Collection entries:
* start *

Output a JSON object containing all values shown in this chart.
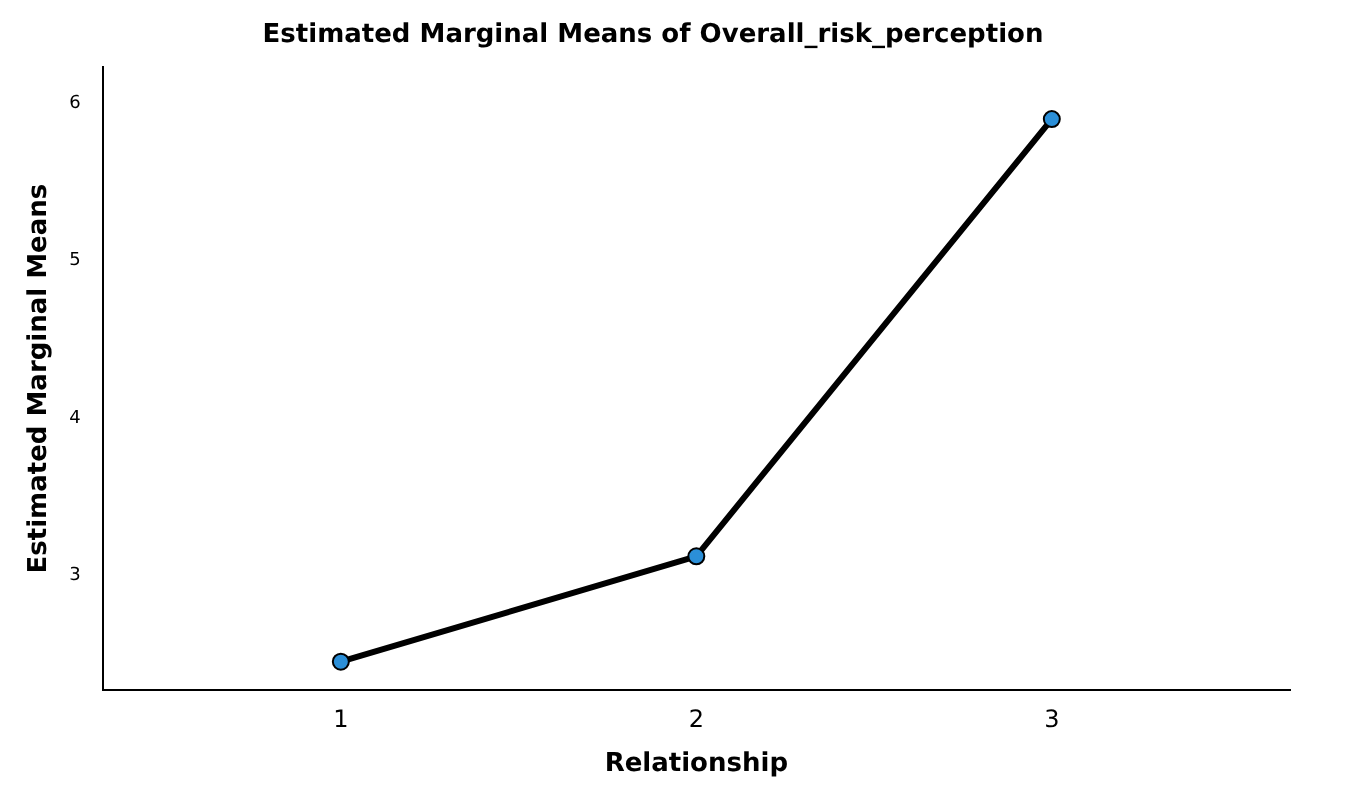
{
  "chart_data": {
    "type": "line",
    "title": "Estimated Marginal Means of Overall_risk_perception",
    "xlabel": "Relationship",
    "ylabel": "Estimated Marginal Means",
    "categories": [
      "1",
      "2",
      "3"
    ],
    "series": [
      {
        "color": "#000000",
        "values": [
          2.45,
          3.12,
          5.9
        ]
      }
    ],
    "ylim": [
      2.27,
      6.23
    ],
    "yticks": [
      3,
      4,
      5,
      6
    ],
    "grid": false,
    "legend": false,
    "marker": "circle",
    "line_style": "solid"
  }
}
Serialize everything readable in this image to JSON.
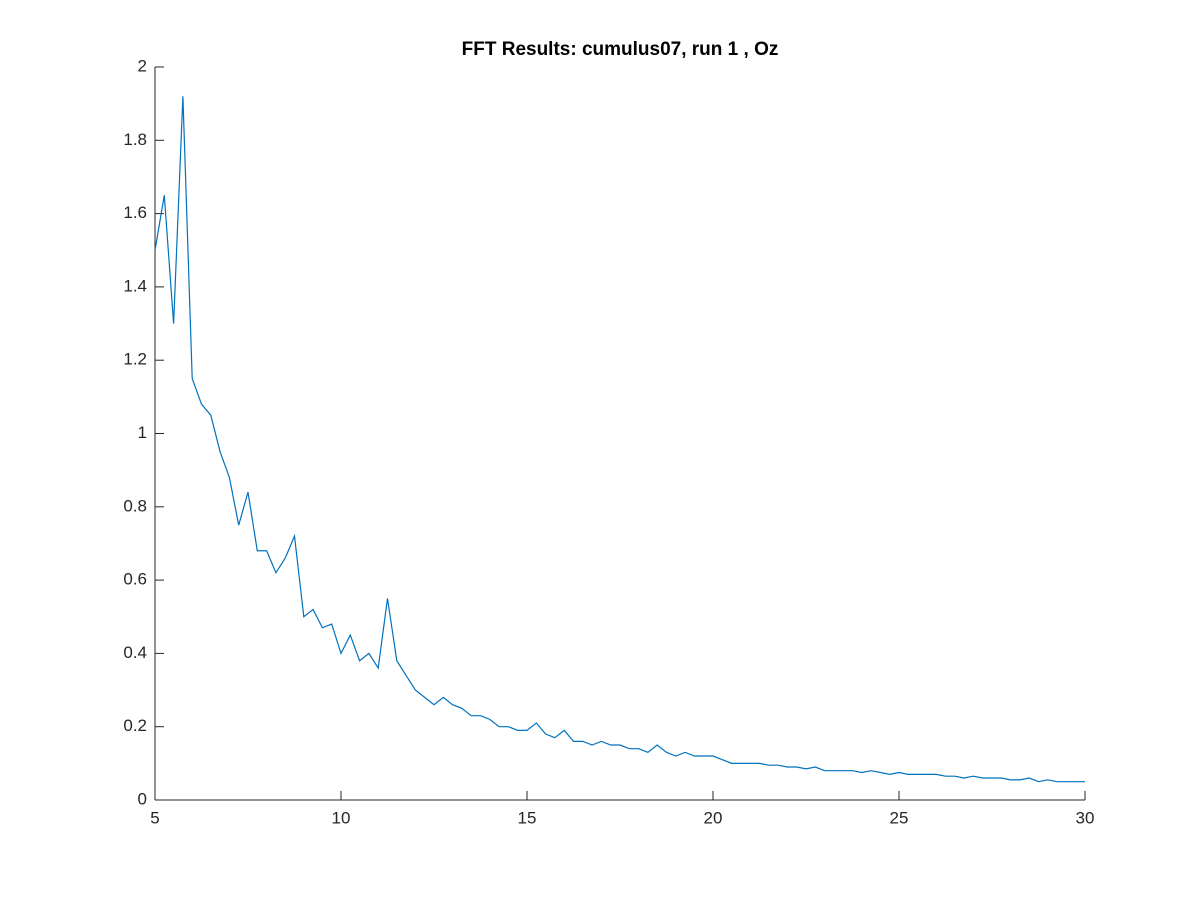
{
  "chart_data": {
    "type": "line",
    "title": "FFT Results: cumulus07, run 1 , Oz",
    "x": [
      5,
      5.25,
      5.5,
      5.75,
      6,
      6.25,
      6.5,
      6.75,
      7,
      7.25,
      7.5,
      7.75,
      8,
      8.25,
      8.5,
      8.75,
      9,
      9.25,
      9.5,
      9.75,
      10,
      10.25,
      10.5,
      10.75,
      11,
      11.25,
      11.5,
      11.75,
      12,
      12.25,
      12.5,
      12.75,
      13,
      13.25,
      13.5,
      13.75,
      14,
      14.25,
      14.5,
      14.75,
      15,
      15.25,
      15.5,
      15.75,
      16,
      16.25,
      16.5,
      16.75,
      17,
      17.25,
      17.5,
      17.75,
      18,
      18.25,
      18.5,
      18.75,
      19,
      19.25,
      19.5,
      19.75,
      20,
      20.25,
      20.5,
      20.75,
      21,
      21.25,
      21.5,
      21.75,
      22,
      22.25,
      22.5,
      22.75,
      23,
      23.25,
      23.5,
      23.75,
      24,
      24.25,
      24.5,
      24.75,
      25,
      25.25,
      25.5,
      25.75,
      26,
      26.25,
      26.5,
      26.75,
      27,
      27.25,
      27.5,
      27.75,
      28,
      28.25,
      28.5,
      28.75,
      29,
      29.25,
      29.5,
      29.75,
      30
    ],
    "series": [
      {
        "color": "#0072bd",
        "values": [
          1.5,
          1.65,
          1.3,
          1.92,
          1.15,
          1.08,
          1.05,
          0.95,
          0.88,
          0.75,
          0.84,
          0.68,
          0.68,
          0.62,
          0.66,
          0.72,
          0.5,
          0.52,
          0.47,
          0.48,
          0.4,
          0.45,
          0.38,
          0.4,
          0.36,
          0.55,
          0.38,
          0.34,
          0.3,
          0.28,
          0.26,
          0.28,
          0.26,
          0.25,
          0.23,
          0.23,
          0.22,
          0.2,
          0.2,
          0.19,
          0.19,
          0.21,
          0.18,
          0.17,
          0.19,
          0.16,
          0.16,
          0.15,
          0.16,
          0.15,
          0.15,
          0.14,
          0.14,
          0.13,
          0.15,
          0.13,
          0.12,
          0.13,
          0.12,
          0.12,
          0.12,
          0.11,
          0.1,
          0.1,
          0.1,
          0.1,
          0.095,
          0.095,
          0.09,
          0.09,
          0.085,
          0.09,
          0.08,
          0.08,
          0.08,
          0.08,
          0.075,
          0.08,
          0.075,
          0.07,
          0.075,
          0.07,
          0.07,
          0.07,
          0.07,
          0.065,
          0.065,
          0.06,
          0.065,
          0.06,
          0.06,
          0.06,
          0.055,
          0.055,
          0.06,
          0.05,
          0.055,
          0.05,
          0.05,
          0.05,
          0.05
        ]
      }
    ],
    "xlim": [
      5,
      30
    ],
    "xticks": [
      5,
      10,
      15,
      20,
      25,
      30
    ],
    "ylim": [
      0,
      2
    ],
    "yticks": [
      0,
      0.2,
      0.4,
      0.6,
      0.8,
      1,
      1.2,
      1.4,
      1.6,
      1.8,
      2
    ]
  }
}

* end *

Which lines of the data above contain "this"? Copy each one.

_Complete output_
Output a JSON object containing all values shown in this chart.
Serialize everything readable in this image to JSON.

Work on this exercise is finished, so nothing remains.